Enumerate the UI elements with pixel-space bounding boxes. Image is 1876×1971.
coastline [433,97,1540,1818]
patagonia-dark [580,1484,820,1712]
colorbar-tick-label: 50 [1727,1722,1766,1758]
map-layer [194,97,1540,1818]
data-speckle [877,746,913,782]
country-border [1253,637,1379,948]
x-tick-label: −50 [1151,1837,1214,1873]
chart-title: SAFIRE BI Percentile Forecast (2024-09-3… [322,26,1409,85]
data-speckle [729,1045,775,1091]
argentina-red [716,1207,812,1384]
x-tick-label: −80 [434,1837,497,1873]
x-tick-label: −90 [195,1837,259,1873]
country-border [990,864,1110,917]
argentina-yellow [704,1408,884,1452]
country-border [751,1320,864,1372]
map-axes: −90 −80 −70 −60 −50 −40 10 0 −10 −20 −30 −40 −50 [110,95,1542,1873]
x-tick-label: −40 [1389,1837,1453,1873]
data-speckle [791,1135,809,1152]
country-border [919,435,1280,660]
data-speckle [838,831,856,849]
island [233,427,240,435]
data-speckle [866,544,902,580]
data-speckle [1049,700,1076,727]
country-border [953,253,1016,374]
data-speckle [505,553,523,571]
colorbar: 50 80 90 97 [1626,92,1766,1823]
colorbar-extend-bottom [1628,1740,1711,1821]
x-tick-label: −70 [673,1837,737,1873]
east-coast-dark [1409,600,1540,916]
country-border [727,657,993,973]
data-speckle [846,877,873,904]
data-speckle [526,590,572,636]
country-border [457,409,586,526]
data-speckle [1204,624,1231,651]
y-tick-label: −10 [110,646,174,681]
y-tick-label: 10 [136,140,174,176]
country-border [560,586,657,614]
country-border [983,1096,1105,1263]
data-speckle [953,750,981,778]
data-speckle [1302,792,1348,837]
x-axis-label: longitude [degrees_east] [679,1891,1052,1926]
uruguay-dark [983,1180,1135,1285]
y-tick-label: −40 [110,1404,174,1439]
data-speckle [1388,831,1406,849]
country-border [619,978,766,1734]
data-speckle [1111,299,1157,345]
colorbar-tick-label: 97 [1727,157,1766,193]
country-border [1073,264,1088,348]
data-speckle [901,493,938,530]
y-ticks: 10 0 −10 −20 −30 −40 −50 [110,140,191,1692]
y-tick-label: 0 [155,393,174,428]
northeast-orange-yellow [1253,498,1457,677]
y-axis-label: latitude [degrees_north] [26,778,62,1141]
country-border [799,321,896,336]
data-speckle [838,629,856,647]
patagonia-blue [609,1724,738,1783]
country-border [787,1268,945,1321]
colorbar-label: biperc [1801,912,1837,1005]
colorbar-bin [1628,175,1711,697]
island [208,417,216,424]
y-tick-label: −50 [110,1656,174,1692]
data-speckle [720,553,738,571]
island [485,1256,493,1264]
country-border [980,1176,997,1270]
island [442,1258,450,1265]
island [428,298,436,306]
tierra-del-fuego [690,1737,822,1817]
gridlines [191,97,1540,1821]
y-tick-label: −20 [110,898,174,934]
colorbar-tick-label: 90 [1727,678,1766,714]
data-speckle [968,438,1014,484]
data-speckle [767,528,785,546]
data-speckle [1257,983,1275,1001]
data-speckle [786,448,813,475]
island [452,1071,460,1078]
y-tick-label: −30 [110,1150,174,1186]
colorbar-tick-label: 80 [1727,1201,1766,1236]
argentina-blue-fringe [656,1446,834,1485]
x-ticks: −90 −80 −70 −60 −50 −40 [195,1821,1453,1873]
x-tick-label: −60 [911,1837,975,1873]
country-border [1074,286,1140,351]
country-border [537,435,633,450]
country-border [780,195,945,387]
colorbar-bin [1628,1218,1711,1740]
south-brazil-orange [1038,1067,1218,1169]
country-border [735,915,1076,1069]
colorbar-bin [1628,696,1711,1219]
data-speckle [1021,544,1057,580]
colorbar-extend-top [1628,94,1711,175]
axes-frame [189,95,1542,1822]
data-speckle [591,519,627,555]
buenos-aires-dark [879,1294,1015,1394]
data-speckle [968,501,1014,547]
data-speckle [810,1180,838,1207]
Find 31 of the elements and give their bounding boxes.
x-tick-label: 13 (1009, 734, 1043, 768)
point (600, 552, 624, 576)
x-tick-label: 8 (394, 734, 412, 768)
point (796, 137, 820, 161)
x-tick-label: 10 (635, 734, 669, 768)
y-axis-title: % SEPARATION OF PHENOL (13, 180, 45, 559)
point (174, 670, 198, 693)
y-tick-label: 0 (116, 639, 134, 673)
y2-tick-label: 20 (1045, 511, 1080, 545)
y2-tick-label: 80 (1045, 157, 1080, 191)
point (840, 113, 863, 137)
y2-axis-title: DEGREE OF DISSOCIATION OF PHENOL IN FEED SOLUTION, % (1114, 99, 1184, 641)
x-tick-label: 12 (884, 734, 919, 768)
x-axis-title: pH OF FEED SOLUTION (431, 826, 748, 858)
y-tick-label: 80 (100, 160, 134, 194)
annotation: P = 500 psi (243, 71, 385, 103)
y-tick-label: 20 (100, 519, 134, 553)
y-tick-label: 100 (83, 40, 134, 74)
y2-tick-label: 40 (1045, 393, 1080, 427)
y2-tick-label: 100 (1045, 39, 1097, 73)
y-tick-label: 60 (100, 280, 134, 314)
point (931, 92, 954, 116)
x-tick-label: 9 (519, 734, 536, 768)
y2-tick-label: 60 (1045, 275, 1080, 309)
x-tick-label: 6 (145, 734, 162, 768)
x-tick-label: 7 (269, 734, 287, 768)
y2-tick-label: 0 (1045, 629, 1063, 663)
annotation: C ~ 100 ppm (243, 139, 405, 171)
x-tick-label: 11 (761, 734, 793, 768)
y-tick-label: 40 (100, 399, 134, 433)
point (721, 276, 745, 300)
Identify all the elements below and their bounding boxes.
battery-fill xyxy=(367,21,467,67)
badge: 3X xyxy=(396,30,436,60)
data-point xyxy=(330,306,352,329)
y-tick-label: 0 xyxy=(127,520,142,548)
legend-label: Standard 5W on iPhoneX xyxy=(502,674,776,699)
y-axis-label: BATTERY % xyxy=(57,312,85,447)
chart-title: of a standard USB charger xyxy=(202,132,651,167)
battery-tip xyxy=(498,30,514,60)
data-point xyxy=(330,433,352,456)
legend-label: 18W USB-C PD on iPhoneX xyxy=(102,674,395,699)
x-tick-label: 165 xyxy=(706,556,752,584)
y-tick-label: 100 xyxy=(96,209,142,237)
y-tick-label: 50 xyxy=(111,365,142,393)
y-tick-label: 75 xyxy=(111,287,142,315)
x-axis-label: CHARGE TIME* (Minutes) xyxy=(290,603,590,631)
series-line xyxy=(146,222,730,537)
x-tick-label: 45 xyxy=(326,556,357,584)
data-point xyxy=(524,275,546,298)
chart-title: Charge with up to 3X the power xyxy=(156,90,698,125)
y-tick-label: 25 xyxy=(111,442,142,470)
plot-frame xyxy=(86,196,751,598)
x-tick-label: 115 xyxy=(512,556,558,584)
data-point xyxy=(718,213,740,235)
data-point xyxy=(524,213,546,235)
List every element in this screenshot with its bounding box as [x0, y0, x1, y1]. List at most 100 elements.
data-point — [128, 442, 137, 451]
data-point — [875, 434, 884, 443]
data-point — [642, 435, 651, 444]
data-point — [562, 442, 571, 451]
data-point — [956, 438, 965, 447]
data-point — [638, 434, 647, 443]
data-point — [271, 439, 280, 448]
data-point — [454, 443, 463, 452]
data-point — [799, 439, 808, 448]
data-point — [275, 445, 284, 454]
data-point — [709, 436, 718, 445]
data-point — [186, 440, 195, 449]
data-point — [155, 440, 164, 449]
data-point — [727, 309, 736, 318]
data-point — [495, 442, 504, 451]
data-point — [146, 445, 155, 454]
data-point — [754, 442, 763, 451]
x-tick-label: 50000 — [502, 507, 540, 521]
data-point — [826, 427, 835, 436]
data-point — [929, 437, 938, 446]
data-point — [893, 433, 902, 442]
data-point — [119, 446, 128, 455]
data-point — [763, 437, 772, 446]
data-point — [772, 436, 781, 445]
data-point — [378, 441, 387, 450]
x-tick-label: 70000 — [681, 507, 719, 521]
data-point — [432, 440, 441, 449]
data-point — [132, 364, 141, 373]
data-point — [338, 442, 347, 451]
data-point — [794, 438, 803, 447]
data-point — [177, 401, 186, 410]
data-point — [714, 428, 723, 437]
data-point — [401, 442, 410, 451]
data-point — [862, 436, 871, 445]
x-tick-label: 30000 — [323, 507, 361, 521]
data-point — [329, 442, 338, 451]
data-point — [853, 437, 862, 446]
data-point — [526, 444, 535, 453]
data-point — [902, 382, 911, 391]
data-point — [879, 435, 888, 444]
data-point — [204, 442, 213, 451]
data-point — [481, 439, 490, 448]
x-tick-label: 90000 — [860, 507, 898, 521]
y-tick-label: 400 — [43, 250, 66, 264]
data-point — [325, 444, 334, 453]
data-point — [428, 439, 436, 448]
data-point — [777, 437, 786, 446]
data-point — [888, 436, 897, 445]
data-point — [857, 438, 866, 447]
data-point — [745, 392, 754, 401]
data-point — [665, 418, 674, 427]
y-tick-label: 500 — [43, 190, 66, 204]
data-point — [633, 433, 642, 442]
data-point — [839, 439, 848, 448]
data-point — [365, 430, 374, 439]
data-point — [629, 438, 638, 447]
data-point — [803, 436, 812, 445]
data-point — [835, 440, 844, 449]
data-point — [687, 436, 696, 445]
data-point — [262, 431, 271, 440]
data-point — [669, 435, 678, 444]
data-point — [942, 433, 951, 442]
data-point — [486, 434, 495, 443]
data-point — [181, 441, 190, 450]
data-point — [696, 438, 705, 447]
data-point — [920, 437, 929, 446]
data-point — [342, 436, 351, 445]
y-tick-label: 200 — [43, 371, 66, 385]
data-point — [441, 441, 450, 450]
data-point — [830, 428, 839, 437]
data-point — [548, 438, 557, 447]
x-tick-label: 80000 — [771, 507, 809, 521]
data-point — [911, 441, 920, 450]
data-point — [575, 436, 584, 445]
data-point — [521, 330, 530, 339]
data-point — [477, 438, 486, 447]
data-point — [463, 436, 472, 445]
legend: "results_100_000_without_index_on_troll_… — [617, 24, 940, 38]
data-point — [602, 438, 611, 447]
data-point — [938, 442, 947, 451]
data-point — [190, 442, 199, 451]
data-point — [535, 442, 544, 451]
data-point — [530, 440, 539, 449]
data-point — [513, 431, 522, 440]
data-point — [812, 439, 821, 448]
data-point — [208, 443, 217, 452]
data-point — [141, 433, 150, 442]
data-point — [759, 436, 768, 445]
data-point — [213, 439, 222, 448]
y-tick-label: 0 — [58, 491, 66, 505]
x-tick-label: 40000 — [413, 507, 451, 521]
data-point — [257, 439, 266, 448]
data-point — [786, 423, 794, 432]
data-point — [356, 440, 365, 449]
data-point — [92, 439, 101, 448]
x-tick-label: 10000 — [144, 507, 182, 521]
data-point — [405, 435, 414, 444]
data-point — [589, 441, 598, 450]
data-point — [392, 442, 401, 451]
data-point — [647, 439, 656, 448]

**PROBLEM TO WORK ON**
Render the part of the items that runs from the start through the line containing "chart-title: SAFIRE BI" as a Markdown table with two columns, Row and Line. Put a row number and the line in each row, and leave out blank lines.

**EXERCISE OUTPUT**
| Row | Line |
|---|---|
| 1 | Enumerate the UI elements with pixel-space bounding boxes. Image is 1876×1971. |
| 2 | coastline [433,97,1540,1818] |
| 3 | patagonia-dark [580,1484,820,1712] |
| 4 | colorbar-tick-label: 50 [1727,1722,1766,1758] |
| 5 | map-layer [194,97,1540,1818] |
| 6 | data-speckle [877,746,913,782] |
| 7 | country-border [1253,637,1379,948] |
| 8 | x-tick-label: −50 [1151,1837,1214,1873] |
| 9 | chart-title: SAFIRE BI Percentile Forecast (2024-09-3… [322,26,1409,85] |